--- Source records ---

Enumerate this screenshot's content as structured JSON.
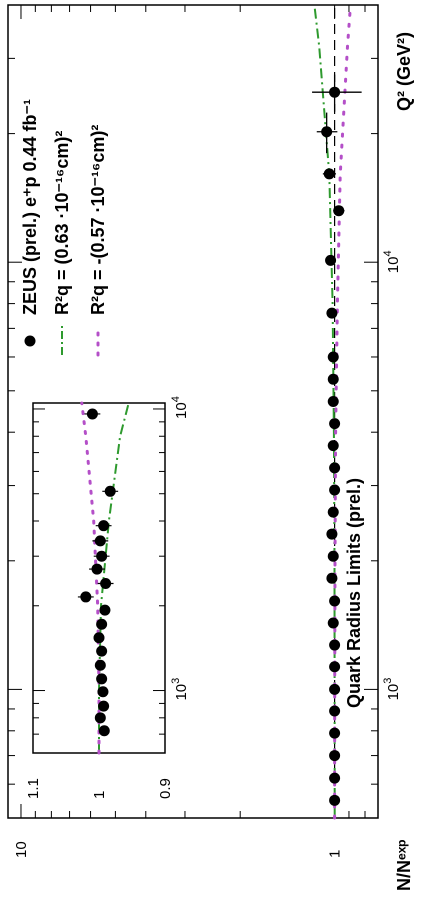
{
  "chart_data": [
    {
      "type": "scatter",
      "title": "Quark Radius Limits (prel.)",
      "xlabel": "Q² (GeV²)",
      "ylabel": "N/Nᵉˣᵖ",
      "x_scale": "log",
      "y_scale": "log",
      "xlim": [
        500,
        40000
      ],
      "ylim": [
        0.8,
        11
      ],
      "x_tick_labels": [
        {
          "base": "10",
          "exp": "3"
        },
        {
          "base": "10",
          "exp": "4"
        }
      ],
      "y_tick_labels": [
        "1",
        "10"
      ],
      "legend": [
        {
          "marker": "filled-circle",
          "text": "ZEUS (prel.) e⁺p 0.44 fb⁻¹"
        },
        {
          "marker": "dash-dot",
          "color": "#2e9a2e",
          "text": "R²q =  (0.63 ·10⁻¹⁶cm)²"
        },
        {
          "marker": "dotted",
          "color": "#b44fc8",
          "text": "R²q = -(0.57 ·10⁻¹⁶cm)²"
        }
      ],
      "legend_placement": "top-left",
      "series": [
        {
          "name": "ZEUS (prel.) e⁺p 0.44 fb⁻¹",
          "x": [
            550,
            620,
            700,
            790,
            890,
            1000,
            1130,
            1270,
            1430,
            1610,
            1820,
            2050,
            2310,
            2600,
            2930,
            3300,
            3720,
            4190,
            4720,
            5320,
            6000,
            7600,
            10100,
            13200,
            16100,
            20200,
            25000
          ],
          "y": [
            1.0,
            1.0,
            1.0,
            1.0,
            1.0,
            1.0,
            1.0,
            1.0,
            1.01,
            1.0,
            1.02,
            1.01,
            1.02,
            1.01,
            1.0,
            1.0,
            1.01,
            1.0,
            1.01,
            1.01,
            1.01,
            1.02,
            1.03,
            0.97,
            1.04,
            1.06,
            1.0
          ],
          "yerr": [
            0.01,
            0.01,
            0.01,
            0.01,
            0.01,
            0.01,
            0.01,
            0.01,
            0.01,
            0.01,
            0.01,
            0.01,
            0.01,
            0.01,
            0.01,
            0.01,
            0.02,
            0.02,
            0.02,
            0.02,
            0.02,
            0.02,
            0.03,
            0.04,
            0.05,
            0.08,
            0.18
          ]
        },
        {
          "name": "R²q =  (0.63 ·10⁻¹⁶cm)²",
          "x": [
            500,
            1000,
            2000,
            4000,
            8000,
            16000,
            32000,
            40000
          ],
          "y": [
            0.999,
            1.0,
            1.001,
            1.005,
            1.015,
            1.04,
            1.12,
            1.16
          ]
        },
        {
          "name": "R²q = -(0.57 ·10⁻¹⁶cm)²",
          "x": [
            500,
            1000,
            2000,
            4000,
            8000,
            16000,
            32000,
            40000
          ],
          "y": [
            1.0,
            0.999,
            0.997,
            0.993,
            0.98,
            0.96,
            0.91,
            0.89
          ]
        }
      ]
    },
    {
      "type": "scatter",
      "title": "",
      "x_scale": "log",
      "xlim": [
        600,
        10500
      ],
      "ylim": [
        0.9,
        1.1
      ],
      "x_tick_labels": [
        {
          "base": "10",
          "exp": "3"
        },
        {
          "base": "10",
          "exp": "4"
        }
      ],
      "y_tick_labels": [
        "0.9",
        "1",
        "1.1"
      ],
      "series": [
        {
          "x": [
            720,
            800,
            880,
            990,
            1100,
            1230,
            1380,
            1540,
            1720,
            1930,
            2150,
            2400,
            2700,
            3000,
            3400,
            3850,
            5100,
            9600
          ],
          "y": [
            0.992,
            0.998,
            0.993,
            0.994,
            0.996,
            0.998,
            0.996,
            1.0,
            0.996,
            0.991,
            1.02,
            0.99,
            1.003,
            0.996,
            0.998,
            0.993,
            0.983,
            1.01
          ]
        },
        {
          "x": [
            600,
            1000,
            2000,
            4000,
            8000,
            10500
          ],
          "y": [
            1.0,
            1.0,
            0.997,
            0.985,
            0.968,
            0.955
          ]
        },
        {
          "x": [
            600,
            1000,
            2000,
            4000,
            8000,
            10500
          ],
          "y": [
            1.0,
            1.0,
            1.002,
            1.008,
            1.02,
            1.026
          ]
        }
      ]
    }
  ]
}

---

(The exercise): Give only the number of lines in the data that hold the word "text".

(Solved problem): 3